REQUIREMENT: Each line below is to be written out in full, exactly as shown.
:::
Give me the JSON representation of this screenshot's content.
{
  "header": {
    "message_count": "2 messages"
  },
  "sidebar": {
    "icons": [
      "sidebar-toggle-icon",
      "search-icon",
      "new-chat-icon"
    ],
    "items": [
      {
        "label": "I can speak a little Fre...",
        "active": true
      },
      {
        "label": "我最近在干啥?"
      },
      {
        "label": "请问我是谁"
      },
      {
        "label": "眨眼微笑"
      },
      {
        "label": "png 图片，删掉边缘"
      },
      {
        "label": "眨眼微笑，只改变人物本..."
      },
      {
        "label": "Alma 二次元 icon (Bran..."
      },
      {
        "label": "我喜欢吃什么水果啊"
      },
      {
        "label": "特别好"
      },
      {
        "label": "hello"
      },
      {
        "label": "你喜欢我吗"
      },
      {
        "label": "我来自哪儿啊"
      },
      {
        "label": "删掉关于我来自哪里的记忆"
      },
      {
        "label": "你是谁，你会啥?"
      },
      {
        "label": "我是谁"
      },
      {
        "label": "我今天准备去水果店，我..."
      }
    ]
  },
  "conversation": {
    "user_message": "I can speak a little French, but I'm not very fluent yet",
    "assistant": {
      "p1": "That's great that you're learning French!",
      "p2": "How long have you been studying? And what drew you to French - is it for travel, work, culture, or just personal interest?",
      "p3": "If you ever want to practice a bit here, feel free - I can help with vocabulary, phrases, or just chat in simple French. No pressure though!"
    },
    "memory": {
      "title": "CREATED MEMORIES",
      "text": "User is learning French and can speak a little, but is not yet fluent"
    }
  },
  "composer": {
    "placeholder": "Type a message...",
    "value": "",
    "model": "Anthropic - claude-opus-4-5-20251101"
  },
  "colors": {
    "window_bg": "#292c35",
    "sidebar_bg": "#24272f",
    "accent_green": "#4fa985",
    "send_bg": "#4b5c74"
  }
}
:::
REPLY:
Give me the JSON representation of this screenshot's content.
{
  "header": {
    "message_count": "2 messages"
  },
  "sidebar": {
    "icons": [
      "sidebar-toggle-icon",
      "search-icon",
      "new-chat-icon"
    ],
    "items": [
      {
        "label": "I can speak a little Fre...",
        "active": true
      },
      {
        "label": "我最近在干啥?"
      },
      {
        "label": "请问我是谁"
      },
      {
        "label": "眨眼微笑"
      },
      {
        "label": "png 图片，删掉边缘"
      },
      {
        "label": "眨眼微笑，只改变人物本..."
      },
      {
        "label": "Alma 二次元 icon (Bran..."
      },
      {
        "label": "我喜欢吃什么水果啊"
      },
      {
        "label": "特别好"
      },
      {
        "label": "hello"
      },
      {
        "label": "你喜欢我吗"
      },
      {
        "label": "我来自哪儿啊"
      },
      {
        "label": "删掉关于我来自哪里的记忆"
      },
      {
        "label": "你是谁，你会啥?"
      },
      {
        "label": "我是谁"
      },
      {
        "label": "我今天准备去水果店，我..."
      }
    ]
  },
  "conversation": {
    "user_message": "I can speak a little French, but I'm not very fluent yet",
    "assistant": {
      "p1": "That's great that you're learning French!",
      "p2": "How long have you been studying? And what drew you to French - is it for travel, work, culture, or just personal interest?",
      "p3": "If you ever want to practice a bit here, feel free - I can help with vocabulary, phrases, or just chat in simple French. No pressure though!"
    },
    "memory": {
      "title": "CREATED MEMORIES",
      "text": "User is learning French and can speak a little, but is not yet fluent"
    }
  },
  "composer": {
    "placeholder": "Type a message...",
    "value": "",
    "model": "Anthropic - claude-opus-4-5-20251101"
  },
  "colors": {
    "window_bg": "#292c35",
    "sidebar_bg": "#24272f",
    "accent_green": "#4fa985",
    "send_bg": "#4b5c74"
  }
}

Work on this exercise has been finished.